* Begin *

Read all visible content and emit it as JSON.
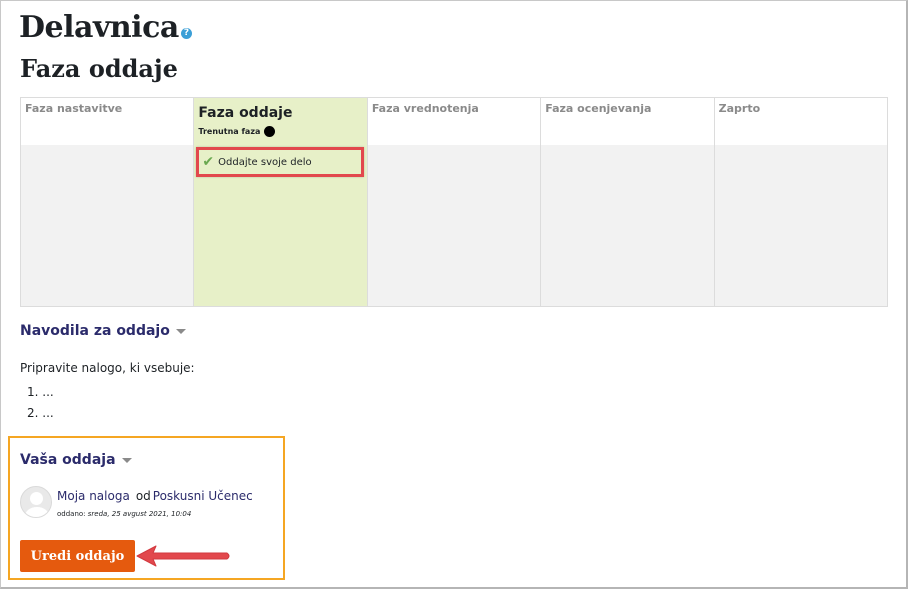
{
  "page": {
    "title": "Delavnica",
    "subtitle": "Faza oddaje"
  },
  "phases": [
    {
      "name": "Faza nastavitve",
      "active": false
    },
    {
      "name": "Faza oddaje",
      "active": true,
      "current_label": "Trenutna faza",
      "task": "Oddajte svoje delo",
      "task_done": true
    },
    {
      "name": "Faza vrednotenja",
      "active": false
    },
    {
      "name": "Faza ocenjevanja",
      "active": false
    },
    {
      "name": "Zaprto",
      "active": false
    }
  ],
  "instructions": {
    "heading": "Navodila za oddajo",
    "text": "Pripravite nalogo, ki vsebuje:",
    "items": [
      "...",
      "..."
    ]
  },
  "submission": {
    "heading": "Vaša oddaja",
    "title": "Moja naloga",
    "by_label": "od",
    "author": "Poskusni Učenec",
    "meta_label": "oddano:",
    "meta_date": "sreda, 25 avgust 2021, 10:04",
    "edit_label": "Uredi oddajo"
  },
  "colors": {
    "active_phase": "#e7f0c8",
    "highlight_red": "#e2484d",
    "highlight_orange": "#f5a623",
    "button": "#e55a0e",
    "link": "#2b2b6b"
  },
  "icons": [
    "help-icon",
    "check-icon",
    "current-phase-dot-icon",
    "collapse-caret-icon",
    "avatar-icon",
    "arrow-icon"
  ]
}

* End *

DIRECTIONS
Transcribe all of the entries word for word, but skip any pictures they contain.

SOLUTION BELOW
Read all visible content and emit it as JSON.
{
  "page": {
    "title": "Delavnica",
    "subtitle": "Faza oddaje"
  },
  "phases": [
    {
      "name": "Faza nastavitve",
      "active": false
    },
    {
      "name": "Faza oddaje",
      "active": true,
      "current_label": "Trenutna faza",
      "task": "Oddajte svoje delo",
      "task_done": true
    },
    {
      "name": "Faza vrednotenja",
      "active": false
    },
    {
      "name": "Faza ocenjevanja",
      "active": false
    },
    {
      "name": "Zaprto",
      "active": false
    }
  ],
  "instructions": {
    "heading": "Navodila za oddajo",
    "text": "Pripravite nalogo, ki vsebuje:",
    "items": [
      "...",
      "..."
    ]
  },
  "submission": {
    "heading": "Vaša oddaja",
    "title": "Moja naloga",
    "by_label": "od",
    "author": "Poskusni Učenec",
    "meta_label": "oddano:",
    "meta_date": "sreda, 25 avgust 2021, 10:04",
    "edit_label": "Uredi oddajo"
  },
  "colors": {
    "active_phase": "#e7f0c8",
    "highlight_red": "#e2484d",
    "highlight_orange": "#f5a623",
    "button": "#e55a0e",
    "link": "#2b2b6b"
  },
  "icons": [
    "help-icon",
    "check-icon",
    "current-phase-dot-icon",
    "collapse-caret-icon",
    "avatar-icon",
    "arrow-icon"
  ]
}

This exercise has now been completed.